== Data to process
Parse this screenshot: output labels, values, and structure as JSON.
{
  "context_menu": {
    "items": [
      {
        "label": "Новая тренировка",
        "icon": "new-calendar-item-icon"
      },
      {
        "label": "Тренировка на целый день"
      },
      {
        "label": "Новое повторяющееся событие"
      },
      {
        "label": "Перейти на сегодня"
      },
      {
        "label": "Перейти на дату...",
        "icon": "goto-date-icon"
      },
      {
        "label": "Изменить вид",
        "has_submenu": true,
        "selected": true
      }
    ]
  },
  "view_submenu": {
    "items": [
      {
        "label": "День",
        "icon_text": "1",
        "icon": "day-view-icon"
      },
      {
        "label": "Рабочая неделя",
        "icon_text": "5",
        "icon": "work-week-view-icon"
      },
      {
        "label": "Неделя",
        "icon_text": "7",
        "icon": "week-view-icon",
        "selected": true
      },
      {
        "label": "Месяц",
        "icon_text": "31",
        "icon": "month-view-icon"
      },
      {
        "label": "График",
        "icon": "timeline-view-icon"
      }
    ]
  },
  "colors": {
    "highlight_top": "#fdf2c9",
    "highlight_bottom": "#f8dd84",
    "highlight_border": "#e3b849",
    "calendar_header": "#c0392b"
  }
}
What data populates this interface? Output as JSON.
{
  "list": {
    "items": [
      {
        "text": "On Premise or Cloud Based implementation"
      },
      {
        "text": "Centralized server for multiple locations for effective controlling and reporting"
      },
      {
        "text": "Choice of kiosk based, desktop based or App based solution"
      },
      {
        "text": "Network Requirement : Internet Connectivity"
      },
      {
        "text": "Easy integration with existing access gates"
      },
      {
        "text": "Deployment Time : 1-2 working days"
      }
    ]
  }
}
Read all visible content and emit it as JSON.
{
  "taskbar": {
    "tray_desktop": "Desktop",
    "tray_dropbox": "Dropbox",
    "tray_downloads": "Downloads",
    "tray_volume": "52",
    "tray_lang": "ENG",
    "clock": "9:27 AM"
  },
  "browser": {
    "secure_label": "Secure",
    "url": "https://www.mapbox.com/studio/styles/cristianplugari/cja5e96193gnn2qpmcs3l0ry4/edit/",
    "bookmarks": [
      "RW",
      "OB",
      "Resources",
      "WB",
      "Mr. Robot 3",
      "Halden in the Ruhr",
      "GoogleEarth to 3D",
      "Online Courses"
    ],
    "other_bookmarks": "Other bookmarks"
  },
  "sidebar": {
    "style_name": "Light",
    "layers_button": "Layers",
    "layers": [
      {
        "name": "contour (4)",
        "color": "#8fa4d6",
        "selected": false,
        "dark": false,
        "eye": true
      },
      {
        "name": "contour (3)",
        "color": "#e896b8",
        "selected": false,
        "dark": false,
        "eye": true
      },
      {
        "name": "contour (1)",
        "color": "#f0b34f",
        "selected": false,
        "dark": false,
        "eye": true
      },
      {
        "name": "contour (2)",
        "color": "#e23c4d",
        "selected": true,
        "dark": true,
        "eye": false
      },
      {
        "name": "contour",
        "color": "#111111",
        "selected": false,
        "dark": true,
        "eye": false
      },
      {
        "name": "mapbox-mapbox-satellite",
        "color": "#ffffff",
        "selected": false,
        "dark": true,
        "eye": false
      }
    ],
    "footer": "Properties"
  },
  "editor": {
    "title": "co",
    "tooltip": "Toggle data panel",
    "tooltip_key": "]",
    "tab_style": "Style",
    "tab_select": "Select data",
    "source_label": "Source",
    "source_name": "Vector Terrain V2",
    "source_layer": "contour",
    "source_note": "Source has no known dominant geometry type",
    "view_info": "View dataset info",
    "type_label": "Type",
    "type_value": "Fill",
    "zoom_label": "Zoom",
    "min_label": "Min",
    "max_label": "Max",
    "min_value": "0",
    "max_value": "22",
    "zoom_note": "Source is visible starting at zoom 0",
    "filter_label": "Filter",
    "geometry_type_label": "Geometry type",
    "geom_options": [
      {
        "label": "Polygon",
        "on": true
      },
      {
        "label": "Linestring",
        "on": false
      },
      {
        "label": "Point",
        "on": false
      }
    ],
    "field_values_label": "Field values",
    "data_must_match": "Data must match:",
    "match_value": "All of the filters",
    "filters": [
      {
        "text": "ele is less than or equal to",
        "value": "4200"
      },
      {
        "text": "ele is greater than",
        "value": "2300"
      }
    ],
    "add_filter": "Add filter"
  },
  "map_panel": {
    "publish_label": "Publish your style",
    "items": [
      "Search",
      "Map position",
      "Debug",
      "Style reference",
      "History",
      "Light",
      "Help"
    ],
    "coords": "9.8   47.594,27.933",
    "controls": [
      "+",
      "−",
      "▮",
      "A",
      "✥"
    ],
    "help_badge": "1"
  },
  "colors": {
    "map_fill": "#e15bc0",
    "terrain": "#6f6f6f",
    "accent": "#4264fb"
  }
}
====
Short task:
Please restate the records in full, word for word.

Result of this task:
Parse this screenshot: output labels, values, and structure as JSON.
{
  "context_menu": {
    "items": [
      {
        "label": "Новая тренировка",
        "icon": "new-calendar-item-icon"
      },
      {
        "label": "Тренировка на целый день"
      },
      {
        "label": "Новое повторяющееся событие"
      },
      {
        "label": "Перейти на сегодня"
      },
      {
        "label": "Перейти на дату...",
        "icon": "goto-date-icon"
      },
      {
        "label": "Изменить вид",
        "has_submenu": true,
        "selected": true
      }
    ]
  },
  "view_submenu": {
    "items": [
      {
        "label": "День",
        "icon_text": "1",
        "icon": "day-view-icon"
      },
      {
        "label": "Рабочая неделя",
        "icon_text": "5",
        "icon": "work-week-view-icon"
      },
      {
        "label": "Неделя",
        "icon_text": "7",
        "icon": "week-view-icon",
        "selected": true
      },
      {
        "label": "Месяц",
        "icon_text": "31",
        "icon": "month-view-icon"
      },
      {
        "label": "График",
        "icon": "timeline-view-icon"
      }
    ]
  },
  "colors": {
    "highlight_top": "#fdf2c9",
    "highlight_bottom": "#f8dd84",
    "highlight_border": "#e3b849",
    "calendar_header": "#c0392b"
  }
}
What data populates this interface? Output as JSON.
{
  "list": {
    "items": [
      {
        "text": "On Premise or Cloud Based implementation"
      },
      {
        "text": "Centralized server for multiple locations for effective controlling and reporting"
      },
      {
        "text": "Choice of kiosk based, desktop based or App based solution"
      },
      {
        "text": "Network Requirement : Internet Connectivity"
      },
      {
        "text": "Easy integration with existing access gates"
      },
      {
        "text": "Deployment Time : 1-2 working days"
      }
    ]
  }
}
Read all visible content and emit it as JSON.
{
  "taskbar": {
    "tray_desktop": "Desktop",
    "tray_dropbox": "Dropbox",
    "tray_downloads": "Downloads",
    "tray_volume": "52",
    "tray_lang": "ENG",
    "clock": "9:27 AM"
  },
  "browser": {
    "secure_label": "Secure",
    "url": "https://www.mapbox.com/studio/styles/cristianplugari/cja5e96193gnn2qpmcs3l0ry4/edit/",
    "bookmarks": [
      "RW",
      "OB",
      "Resources",
      "WB",
      "Mr. Robot 3",
      "Halden in the Ruhr",
      "GoogleEarth to 3D",
      "Online Courses"
    ],
    "other_bookmarks": "Other bookmarks"
  },
  "sidebar": {
    "style_name": "Light",
    "layers_button": "Layers",
    "layers": [
      {
        "name": "contour (4)",
        "color": "#8fa4d6",
        "selected": false,
        "dark": false,
        "eye": true
      },
      {
        "name": "contour (3)",
        "color": "#e896b8",
        "selected": false,
        "dark": false,
        "eye": true
      },
      {
        "name": "contour (1)",
        "color": "#f0b34f",
        "selected": false,
        "dark": false,
        "eye": true
      },
      {
        "name": "contour (2)",
        "color": "#e23c4d",
        "selected": true,
        "dark": true,
        "eye": false
      },
      {
        "name": "contour",
        "color": "#111111",
        "selected": false,
        "dark": true,
        "eye": false
      },
      {
        "name": "mapbox-mapbox-satellite",
        "color": "#ffffff",
        "selected": false,
        "dark": true,
        "eye": false
      }
    ],
    "footer": "Properties"
  },
  "editor": {
    "title": "co",
    "tooltip": "Toggle data panel",
    "tooltip_key": "]",
    "tab_style": "Style",
    "tab_select": "Select data",
    "source_label": "Source",
    "source_name": "Vector Terrain V2",
    "source_layer": "contour",
    "source_note": "Source has no known dominant geometry type",
    "view_info": "View dataset info",
    "type_label": "Type",
    "type_value": "Fill",
    "zoom_label": "Zoom",
    "min_label": "Min",
    "max_label": "Max",
    "min_value": "0",
    "max_value": "22",
    "zoom_note": "Source is visible starting at zoom 0",
    "filter_label": "Filter",
    "geometry_type_label": "Geometry type",
    "geom_options": [
      {
        "label": "Polygon",
        "on": true
      },
      {
        "label": "Linestring",
        "on": false
      },
      {
        "label": "Point",
        "on": false
      }
    ],
    "field_values_label": "Field values",
    "data_must_match": "Data must match:",
    "match_value": "All of the filters",
    "filters": [
      {
        "text": "ele is less than or equal to",
        "value": "4200"
      },
      {
        "text": "ele is greater than",
        "value": "2300"
      }
    ],
    "add_filter": "Add filter"
  },
  "map_panel": {
    "publish_label": "Publish your style",
    "items": [
      "Search",
      "Map position",
      "Debug",
      "Style reference",
      "History",
      "Light",
      "Help"
    ],
    "coords": "9.8   47.594,27.933",
    "controls": [
      "+",
      "−",
      "▮",
      "A",
      "✥"
    ],
    "help_badge": "1"
  },
  "colors": {
    "map_fill": "#e15bc0",
    "terrain": "#6f6f6f",
    "accent": "#4264fb"
  }
}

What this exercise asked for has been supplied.